### GOAL
Turn these lines into a numbered list, leaving out any blank lines, and cover every one of the records.

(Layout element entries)

--- BEGIN ---

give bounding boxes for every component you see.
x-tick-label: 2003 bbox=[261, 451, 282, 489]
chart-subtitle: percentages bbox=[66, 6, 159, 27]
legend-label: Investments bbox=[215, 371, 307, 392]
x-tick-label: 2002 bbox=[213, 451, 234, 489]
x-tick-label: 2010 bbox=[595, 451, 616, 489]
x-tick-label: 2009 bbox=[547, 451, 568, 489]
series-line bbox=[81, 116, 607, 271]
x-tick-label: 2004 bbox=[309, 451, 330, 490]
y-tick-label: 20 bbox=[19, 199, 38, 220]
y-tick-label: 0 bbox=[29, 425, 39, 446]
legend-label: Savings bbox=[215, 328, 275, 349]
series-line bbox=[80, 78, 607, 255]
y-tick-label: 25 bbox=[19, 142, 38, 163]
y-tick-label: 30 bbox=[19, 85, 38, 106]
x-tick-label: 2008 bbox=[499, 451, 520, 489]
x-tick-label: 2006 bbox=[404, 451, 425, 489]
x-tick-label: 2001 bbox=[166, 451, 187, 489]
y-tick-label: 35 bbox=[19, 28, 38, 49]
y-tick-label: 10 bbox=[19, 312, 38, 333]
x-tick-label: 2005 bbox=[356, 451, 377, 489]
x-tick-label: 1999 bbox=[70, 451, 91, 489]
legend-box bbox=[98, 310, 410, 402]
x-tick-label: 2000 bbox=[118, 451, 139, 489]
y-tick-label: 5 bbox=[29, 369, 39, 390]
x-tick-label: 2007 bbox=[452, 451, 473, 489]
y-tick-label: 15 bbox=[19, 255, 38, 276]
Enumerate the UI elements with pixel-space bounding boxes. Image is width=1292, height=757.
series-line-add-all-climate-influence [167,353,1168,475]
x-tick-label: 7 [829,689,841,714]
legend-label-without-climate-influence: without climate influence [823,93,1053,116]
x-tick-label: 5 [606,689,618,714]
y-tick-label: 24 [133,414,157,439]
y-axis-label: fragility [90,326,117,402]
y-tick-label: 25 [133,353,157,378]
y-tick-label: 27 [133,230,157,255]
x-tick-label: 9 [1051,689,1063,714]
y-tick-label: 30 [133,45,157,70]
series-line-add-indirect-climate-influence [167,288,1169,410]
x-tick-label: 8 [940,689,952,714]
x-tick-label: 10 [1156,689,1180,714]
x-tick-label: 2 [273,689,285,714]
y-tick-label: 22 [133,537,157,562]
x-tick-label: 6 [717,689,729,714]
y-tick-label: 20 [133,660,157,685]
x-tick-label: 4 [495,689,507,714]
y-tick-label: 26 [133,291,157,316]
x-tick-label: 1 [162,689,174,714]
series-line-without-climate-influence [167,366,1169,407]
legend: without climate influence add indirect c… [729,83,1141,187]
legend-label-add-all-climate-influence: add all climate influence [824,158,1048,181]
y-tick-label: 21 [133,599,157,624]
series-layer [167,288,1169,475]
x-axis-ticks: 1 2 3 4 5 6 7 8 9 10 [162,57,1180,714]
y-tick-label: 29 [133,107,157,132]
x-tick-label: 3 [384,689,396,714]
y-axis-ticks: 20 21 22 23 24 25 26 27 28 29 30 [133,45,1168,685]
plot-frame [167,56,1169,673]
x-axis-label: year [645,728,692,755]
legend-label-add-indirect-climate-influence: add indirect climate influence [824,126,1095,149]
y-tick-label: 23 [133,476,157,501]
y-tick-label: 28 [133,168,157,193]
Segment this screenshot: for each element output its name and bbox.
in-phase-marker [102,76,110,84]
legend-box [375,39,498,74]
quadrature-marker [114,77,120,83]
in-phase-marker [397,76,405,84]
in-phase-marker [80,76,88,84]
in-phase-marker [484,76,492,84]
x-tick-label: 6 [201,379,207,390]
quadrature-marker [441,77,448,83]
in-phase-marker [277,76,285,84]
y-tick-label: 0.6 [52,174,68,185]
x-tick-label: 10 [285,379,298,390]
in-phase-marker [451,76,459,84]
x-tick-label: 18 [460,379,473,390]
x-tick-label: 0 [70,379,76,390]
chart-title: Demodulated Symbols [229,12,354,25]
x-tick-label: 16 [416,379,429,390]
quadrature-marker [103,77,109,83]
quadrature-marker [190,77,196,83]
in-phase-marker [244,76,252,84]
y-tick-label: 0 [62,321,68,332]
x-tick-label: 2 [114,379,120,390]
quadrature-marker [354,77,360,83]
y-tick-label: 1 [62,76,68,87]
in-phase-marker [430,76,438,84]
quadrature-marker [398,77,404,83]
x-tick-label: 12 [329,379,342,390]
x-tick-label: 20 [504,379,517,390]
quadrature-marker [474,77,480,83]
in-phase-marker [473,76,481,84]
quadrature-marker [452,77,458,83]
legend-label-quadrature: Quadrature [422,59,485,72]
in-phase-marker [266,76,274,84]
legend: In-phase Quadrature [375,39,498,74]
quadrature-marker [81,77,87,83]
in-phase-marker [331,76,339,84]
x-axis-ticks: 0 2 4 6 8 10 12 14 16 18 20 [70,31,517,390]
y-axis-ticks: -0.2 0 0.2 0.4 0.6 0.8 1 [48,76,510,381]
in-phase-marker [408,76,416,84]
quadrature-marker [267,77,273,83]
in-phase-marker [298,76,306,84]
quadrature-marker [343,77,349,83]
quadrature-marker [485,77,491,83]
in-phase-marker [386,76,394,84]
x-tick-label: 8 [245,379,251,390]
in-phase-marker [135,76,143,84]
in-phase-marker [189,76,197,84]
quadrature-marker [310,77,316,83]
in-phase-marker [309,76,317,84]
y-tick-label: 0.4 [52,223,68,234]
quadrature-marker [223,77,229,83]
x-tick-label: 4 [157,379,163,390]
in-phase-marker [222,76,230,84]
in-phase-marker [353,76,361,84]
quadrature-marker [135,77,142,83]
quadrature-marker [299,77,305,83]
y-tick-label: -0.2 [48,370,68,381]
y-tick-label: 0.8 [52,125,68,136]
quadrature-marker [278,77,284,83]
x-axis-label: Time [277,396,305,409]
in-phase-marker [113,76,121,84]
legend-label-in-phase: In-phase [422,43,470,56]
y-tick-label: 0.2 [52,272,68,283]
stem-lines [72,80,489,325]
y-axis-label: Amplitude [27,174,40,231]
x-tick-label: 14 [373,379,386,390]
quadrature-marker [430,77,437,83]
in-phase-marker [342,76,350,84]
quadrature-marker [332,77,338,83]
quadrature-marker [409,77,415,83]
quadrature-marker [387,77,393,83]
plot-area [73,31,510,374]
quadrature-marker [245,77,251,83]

--- END ---

### ANSWER BELOW
1. give bounding boxes for every component you see.
2. x-tick-label: 2003 bbox=[261, 451, 282, 489]
3. chart-subtitle: percentages bbox=[66, 6, 159, 27]
4. legend-label: Investments bbox=[215, 371, 307, 392]
5. x-tick-label: 2002 bbox=[213, 451, 234, 489]
6. x-tick-label: 2010 bbox=[595, 451, 616, 489]
7. x-tick-label: 2009 bbox=[547, 451, 568, 489]
8. series-line bbox=[81, 116, 607, 271]
9. x-tick-label: 2004 bbox=[309, 451, 330, 490]
10. y-tick-label: 20 bbox=[19, 199, 38, 220]
11. y-tick-label: 0 bbox=[29, 425, 39, 446]
12. legend-label: Savings bbox=[215, 328, 275, 349]
13. series-line bbox=[80, 78, 607, 255]
14. y-tick-label: 25 bbox=[19, 142, 38, 163]
15. y-tick-label: 30 bbox=[19, 85, 38, 106]
16. x-tick-label: 2008 bbox=[499, 451, 520, 489]
17. x-tick-label: 2006 bbox=[404, 451, 425, 489]
18. x-tick-label: 2001 bbox=[166, 451, 187, 489]
19. y-tick-label: 35 bbox=[19, 28, 38, 49]
20. y-tick-label: 10 bbox=[19, 312, 38, 333]
21. x-tick-label: 2005 bbox=[356, 451, 377, 489]
22. x-tick-label: 1999 bbox=[70, 451, 91, 489]
23. legend-box bbox=[98, 310, 410, 402]
24. x-tick-label: 2000 bbox=[118, 451, 139, 489]
25. y-tick-label: 5 bbox=[29, 369, 39, 390]
26. x-tick-label: 2007 bbox=[452, 451, 473, 489]
27. y-tick-label: 15 bbox=[19, 255, 38, 276]
28. Enumerate the UI elements with pixel-space bounding boxes. Image is width=1292, height=757.
29. series-line-add-all-climate-influence [167,353,1168,475]
30. x-tick-label: 7 [829,689,841,714]
31. legend-label-without-climate-influence: without climate influence [823,93,1053,116]
32. x-tick-label: 5 [606,689,618,714]
33. y-tick-label: 24 [133,414,157,439]
34. y-axis-label: fragility [90,326,117,402]
35. y-tick-label: 25 [133,353,157,378]
36. y-tick-label: 27 [133,230,157,255]
37. x-tick-label: 9 [1051,689,1063,714]
38. y-tick-label: 30 [133,45,157,70]
39. series-line-add-indirect-climate-influence [167,288,1169,410]
40. x-tick-label: 8 [940,689,952,714]
41. x-tick-label: 10 [1156,689,1180,714]
42. x-tick-label: 2 [273,689,285,714]
43. y-tick-label: 22 [133,537,157,562]
44. x-tick-label: 6 [717,689,729,714]
45. y-tick-label: 20 [133,660,157,685]
46. x-tick-label: 4 [495,689,507,714]
47. y-tick-label: 26 [133,291,157,316]
48. x-tick-label: 1 [162,689,174,714]
49. series-line-without-climate-influence [167,366,1169,407]
50. legend: without climate influence add indirect c… [729,83,1141,187]
51. legend-label-add-all-climate-influence: add all climate influence [824,158,1048,181]
52. y-tick-label: 21 [133,599,157,624]
53. series-layer [167,288,1169,475]
54. x-axis-ticks: 1 2 3 4 5 6 7 8 9 10 [162,57,1180,714]
55. y-tick-label: 29 [133,107,157,132]
56. x-tick-label: 3 [384,689,396,714]
57. y-axis-ticks: 20 21 22 23 24 25 26 27 28 29 30 [133,45,1168,685]
58. plot-frame [167,56,1169,673]
59. x-axis-label: year [645,728,692,755]
60. legend-label-add-indirect-climate-influence: add indirect climate influence [824,126,1095,149]
61. y-tick-label: 23 [133,476,157,501]
62. y-tick-label: 28 [133,168,157,193]
63. Segment this screenshot: for each element output its name and bbox.
64. in-phase-marker [102,76,110,84]
65. legend-box [375,39,498,74]
66. quadrature-marker [114,77,120,83]
67. in-phase-marker [397,76,405,84]
68. in-phase-marker [80,76,88,84]
69. in-phase-marker [484,76,492,84]
70. x-tick-label: 6 [201,379,207,390]
71. quadrature-marker [441,77,448,83]
72. in-phase-marker [277,76,285,84]
73. y-tick-label: 0.6 [52,174,68,185]
74. x-tick-label: 10 [285,379,298,390]
75. in-phase-marker [451,76,459,84]
76. x-tick-label: 18 [460,379,473,390]
77. x-tick-label: 0 [70,379,76,390]
78. chart-title: Demodulated Symbols [229,12,354,25]
79. x-tick-label: 16 [416,379,429,390]
80. quadrature-marker [103,77,109,83]
81. quadrature-marker [190,77,196,83]
82. in-phase-marker [244,76,252,84]
83. y-tick-label: 0 [62,321,68,332]
84. x-tick-label: 2 [114,379,120,390]
85. quadrature-marker [354,77,360,83]
86. y-tick-label: 1 [62,76,68,87]
87. in-phase-marker [430,76,438,84]
88. quadrature-marker [398,77,404,83]
89. x-tick-label: 12 [329,379,342,390]
90. x-tick-label: 20 [504,379,517,390]
91. quadrature-marker [474,77,480,83]
92. in-phase-marker [473,76,481,84]
93. quadrature-marker [452,77,458,83]
94. legend-label-quadrature: Quadrature [422,59,485,72]
95. in-phase-marker [266,76,274,84]
96. legend: In-phase Quadrature [375,39,498,74]
97. quadrature-marker [81,77,87,83]
98. in-phase-marker [331,76,339,84]
99. x-axis-ticks: 0 2 4 6 8 10 12 14 16 18 20 [70,31,517,390]
100. y-axis-ticks: -0.2 0 0.2 0.4 0.6 0.8 1 [48,76,510,381]
101. in-phase-marker [408,76,416,84]
102. quadrature-marker [267,77,273,83]
103. in-phase-marker [298,76,306,84]
104. quadrature-marker [343,77,349,83]
105. quadrature-marker [485,77,491,83]
106. in-phase-marker [386,76,394,84]
107. x-tick-label: 8 [245,379,251,390]
108. in-phase-marker [135,76,143,84]
109. in-phase-marker [189,76,197,84]
110. quadrature-marker [310,77,316,83]
111. in-phase-marker [309,76,317,84]
112. y-tick-label: 0.4 [52,223,68,234]
113. quadrature-marker [223,77,229,83]
114. x-tick-label: 4 [157,379,163,390]
115. in-phase-marker [222,76,230,84]
116. in-phase-marker [353,76,361,84]
117. quadrature-marker [135,77,142,83]
118. quadrature-marker [299,77,305,83]
119. y-tick-label: -0.2 [48,370,68,381]
120. y-tick-label: 0.8 [52,125,68,136]
121. quadrature-marker [278,77,284,83]
122. x-axis-label: Time [277,396,305,409]
123. in-phase-marker [113,76,121,84]
124. legend-label-in-phase: In-phase [422,43,470,56]
125. y-tick-label: 0.2 [52,272,68,283]
126. stem-lines [72,80,489,325]
127. y-axis-label: Amplitude [27,174,40,231]
128. x-tick-label: 14 [373,379,386,390]
129. quadrature-marker [430,77,437,83]
130. in-phase-marker [342,76,350,84]
131. quadrature-marker [332,77,338,83]
132. quadrature-marker [409,77,415,83]
133. quadrature-marker [387,77,393,83]
134. plot-area [73,31,510,374]
135. quadrature-marker [245,77,251,83]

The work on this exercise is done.